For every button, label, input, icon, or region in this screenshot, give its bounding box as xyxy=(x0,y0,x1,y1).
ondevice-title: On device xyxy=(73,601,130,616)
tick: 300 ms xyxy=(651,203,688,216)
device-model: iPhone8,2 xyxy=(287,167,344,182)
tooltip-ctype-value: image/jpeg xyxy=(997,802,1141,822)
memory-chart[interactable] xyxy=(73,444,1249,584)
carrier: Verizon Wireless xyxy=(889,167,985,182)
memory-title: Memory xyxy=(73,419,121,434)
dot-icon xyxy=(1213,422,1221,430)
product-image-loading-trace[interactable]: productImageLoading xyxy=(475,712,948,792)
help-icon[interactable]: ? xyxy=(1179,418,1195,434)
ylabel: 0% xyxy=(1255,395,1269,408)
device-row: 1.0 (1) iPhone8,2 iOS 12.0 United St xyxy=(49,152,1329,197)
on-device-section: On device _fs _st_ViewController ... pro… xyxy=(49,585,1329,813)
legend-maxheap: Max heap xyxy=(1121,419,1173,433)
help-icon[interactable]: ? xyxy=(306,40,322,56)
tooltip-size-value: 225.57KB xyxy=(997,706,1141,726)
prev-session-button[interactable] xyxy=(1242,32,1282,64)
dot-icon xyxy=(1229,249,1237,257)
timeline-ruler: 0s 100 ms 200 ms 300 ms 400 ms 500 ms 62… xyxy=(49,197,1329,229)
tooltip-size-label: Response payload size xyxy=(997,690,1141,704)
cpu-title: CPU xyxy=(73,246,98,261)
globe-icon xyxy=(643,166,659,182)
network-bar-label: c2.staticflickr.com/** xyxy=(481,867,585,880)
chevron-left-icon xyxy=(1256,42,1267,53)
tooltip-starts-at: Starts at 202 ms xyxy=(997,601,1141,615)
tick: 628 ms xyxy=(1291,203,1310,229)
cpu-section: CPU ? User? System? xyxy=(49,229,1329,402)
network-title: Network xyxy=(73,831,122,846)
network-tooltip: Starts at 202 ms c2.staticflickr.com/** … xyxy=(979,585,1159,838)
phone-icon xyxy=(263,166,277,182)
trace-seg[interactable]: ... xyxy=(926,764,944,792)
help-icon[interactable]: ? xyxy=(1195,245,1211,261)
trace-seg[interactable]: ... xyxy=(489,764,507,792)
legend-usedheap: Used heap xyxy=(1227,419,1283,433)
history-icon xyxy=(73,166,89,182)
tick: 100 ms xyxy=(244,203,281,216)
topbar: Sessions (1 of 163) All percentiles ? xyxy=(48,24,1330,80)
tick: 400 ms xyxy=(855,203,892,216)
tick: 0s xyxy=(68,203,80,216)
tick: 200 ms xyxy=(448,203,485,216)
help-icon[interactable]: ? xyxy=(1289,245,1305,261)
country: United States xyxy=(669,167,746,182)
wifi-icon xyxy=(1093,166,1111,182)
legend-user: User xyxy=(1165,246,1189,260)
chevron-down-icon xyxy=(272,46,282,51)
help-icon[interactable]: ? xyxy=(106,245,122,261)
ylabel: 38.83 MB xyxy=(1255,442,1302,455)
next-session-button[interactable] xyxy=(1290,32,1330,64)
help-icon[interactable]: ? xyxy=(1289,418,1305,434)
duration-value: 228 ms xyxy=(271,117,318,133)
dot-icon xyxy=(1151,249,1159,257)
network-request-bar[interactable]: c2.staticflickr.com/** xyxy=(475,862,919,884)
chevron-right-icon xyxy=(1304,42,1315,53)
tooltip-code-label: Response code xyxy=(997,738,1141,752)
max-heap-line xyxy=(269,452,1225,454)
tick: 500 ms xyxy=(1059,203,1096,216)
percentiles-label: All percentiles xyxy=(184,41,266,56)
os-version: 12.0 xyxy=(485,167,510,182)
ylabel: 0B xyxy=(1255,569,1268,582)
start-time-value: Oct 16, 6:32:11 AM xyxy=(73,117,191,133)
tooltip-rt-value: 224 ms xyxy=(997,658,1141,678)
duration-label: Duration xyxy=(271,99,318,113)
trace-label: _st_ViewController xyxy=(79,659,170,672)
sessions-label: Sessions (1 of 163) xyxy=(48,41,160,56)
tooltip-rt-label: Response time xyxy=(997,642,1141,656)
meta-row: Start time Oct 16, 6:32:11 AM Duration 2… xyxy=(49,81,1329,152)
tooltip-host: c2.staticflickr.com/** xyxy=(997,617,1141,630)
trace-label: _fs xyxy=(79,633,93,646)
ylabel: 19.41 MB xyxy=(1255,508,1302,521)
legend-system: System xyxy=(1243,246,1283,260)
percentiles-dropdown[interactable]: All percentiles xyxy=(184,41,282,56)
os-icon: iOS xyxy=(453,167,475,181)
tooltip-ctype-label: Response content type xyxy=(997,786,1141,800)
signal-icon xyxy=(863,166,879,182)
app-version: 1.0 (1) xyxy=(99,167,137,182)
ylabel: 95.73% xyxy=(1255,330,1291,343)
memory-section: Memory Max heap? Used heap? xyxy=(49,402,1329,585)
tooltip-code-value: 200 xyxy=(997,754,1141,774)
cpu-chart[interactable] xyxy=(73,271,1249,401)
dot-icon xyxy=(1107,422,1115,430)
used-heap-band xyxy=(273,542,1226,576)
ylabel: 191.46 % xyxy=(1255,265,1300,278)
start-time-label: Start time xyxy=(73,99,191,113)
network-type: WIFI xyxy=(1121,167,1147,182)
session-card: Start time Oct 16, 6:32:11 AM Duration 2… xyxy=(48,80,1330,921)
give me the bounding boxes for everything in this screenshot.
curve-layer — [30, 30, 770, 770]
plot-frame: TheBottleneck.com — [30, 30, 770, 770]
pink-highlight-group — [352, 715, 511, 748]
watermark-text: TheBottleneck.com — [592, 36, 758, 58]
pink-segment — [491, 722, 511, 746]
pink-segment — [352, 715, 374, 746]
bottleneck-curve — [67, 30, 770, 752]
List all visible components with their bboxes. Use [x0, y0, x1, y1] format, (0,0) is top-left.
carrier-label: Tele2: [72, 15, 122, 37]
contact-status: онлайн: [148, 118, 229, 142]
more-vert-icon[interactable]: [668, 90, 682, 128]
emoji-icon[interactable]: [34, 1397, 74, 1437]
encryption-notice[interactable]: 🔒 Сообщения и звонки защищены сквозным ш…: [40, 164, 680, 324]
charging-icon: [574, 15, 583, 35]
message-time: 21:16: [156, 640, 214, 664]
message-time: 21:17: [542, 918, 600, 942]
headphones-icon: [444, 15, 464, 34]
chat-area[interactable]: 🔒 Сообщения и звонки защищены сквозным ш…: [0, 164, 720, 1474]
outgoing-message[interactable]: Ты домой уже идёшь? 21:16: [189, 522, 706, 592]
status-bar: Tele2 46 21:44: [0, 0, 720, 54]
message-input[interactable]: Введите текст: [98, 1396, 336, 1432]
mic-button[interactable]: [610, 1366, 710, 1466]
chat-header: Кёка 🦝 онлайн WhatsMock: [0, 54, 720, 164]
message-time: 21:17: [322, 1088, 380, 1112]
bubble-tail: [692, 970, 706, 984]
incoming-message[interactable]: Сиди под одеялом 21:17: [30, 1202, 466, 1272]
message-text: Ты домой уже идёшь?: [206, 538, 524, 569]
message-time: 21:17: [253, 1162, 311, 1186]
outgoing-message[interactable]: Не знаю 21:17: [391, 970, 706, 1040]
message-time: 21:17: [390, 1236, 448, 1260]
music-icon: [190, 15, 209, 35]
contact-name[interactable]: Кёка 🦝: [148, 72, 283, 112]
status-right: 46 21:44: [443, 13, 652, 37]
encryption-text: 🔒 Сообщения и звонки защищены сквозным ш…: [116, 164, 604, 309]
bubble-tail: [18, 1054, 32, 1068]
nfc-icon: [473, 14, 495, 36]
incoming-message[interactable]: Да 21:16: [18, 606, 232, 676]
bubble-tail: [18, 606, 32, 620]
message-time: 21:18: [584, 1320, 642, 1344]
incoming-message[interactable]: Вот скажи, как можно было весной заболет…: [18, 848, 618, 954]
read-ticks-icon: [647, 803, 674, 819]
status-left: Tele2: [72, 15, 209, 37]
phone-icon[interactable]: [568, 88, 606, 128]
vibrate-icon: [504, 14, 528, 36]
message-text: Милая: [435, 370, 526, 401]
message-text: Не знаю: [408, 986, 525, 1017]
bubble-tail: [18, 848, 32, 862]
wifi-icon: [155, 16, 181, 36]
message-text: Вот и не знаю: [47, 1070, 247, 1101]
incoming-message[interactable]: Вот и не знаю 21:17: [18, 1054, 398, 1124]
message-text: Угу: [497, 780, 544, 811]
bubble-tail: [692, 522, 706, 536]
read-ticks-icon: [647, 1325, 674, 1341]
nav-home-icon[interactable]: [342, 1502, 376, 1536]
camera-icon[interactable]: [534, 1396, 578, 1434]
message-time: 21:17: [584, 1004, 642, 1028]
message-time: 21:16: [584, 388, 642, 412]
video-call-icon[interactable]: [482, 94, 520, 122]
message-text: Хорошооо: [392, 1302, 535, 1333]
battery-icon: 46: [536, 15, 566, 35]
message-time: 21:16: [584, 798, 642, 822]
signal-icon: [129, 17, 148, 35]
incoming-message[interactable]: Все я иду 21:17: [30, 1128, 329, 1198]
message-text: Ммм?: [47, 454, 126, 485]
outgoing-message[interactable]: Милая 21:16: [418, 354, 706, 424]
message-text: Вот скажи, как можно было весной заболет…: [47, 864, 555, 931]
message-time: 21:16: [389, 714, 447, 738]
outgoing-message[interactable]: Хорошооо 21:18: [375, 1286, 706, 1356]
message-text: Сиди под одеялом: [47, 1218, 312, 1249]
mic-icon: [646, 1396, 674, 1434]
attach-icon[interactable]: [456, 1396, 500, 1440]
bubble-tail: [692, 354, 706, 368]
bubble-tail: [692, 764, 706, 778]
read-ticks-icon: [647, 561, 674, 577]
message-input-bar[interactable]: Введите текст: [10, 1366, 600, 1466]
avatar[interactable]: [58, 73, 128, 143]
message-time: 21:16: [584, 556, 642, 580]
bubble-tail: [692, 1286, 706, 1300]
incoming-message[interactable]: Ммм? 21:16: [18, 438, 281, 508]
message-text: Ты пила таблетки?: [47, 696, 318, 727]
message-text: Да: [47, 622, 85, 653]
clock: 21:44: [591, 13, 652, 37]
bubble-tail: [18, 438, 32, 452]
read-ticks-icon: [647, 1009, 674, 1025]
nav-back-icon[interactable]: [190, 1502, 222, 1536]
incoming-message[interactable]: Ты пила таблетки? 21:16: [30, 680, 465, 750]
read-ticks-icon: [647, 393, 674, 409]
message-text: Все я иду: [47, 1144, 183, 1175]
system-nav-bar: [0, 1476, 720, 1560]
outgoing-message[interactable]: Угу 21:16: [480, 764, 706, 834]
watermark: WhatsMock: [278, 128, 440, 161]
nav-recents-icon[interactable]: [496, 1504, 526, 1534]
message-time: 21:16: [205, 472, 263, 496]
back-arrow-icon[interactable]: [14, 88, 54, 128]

***

### Direction
Lay out everything from the start of the data down to and including the line that contains "prev-session-button[interactable] xyxy=(1242,32,1282,64)" as a Markdown table with the columns Row and Entry. Leave out any blank lines.

### The response
| Row | Entry |
|---|---|
| 1 | For every button, label, input, icon, or region in this screenshot, give its bounding box as xyxy=(x0,y0,x1,y1). |
| 2 | ondevice-title: On device xyxy=(73,601,130,616) |
| 3 | tick: 300 ms xyxy=(651,203,688,216) |
| 4 | device-model: iPhone8,2 xyxy=(287,167,344,182) |
| 5 | tooltip-ctype-value: image/jpeg xyxy=(997,802,1141,822) |
| 6 | memory-chart[interactable] xyxy=(73,444,1249,584) |
| 7 | carrier: Verizon Wireless xyxy=(889,167,985,182) |
| 8 | memory-title: Memory xyxy=(73,419,121,434) |
| 9 | dot-icon xyxy=(1213,422,1221,430) |
| 10 | product-image-loading-trace[interactable]: productImageLoading xyxy=(475,712,948,792) |
| 11 | help-icon[interactable]: ? xyxy=(1179,418,1195,434) |
| 12 | ylabel: 0% xyxy=(1255,395,1269,408) |
| 13 | device-row: 1.0 (1) iPhone8,2 iOS 12.0 United St xyxy=(49,152,1329,197) |
| 14 | on-device-section: On device _fs _st_ViewController ... pro… xyxy=(49,585,1329,813) |
| 15 | legend-maxheap: Max heap xyxy=(1121,419,1173,433) |
| 16 | help-icon[interactable]: ? xyxy=(306,40,322,56) |
| 17 | tooltip-size-value: 225.57KB xyxy=(997,706,1141,726) |
| 18 | prev-session-button[interactable] xyxy=(1242,32,1282,64) |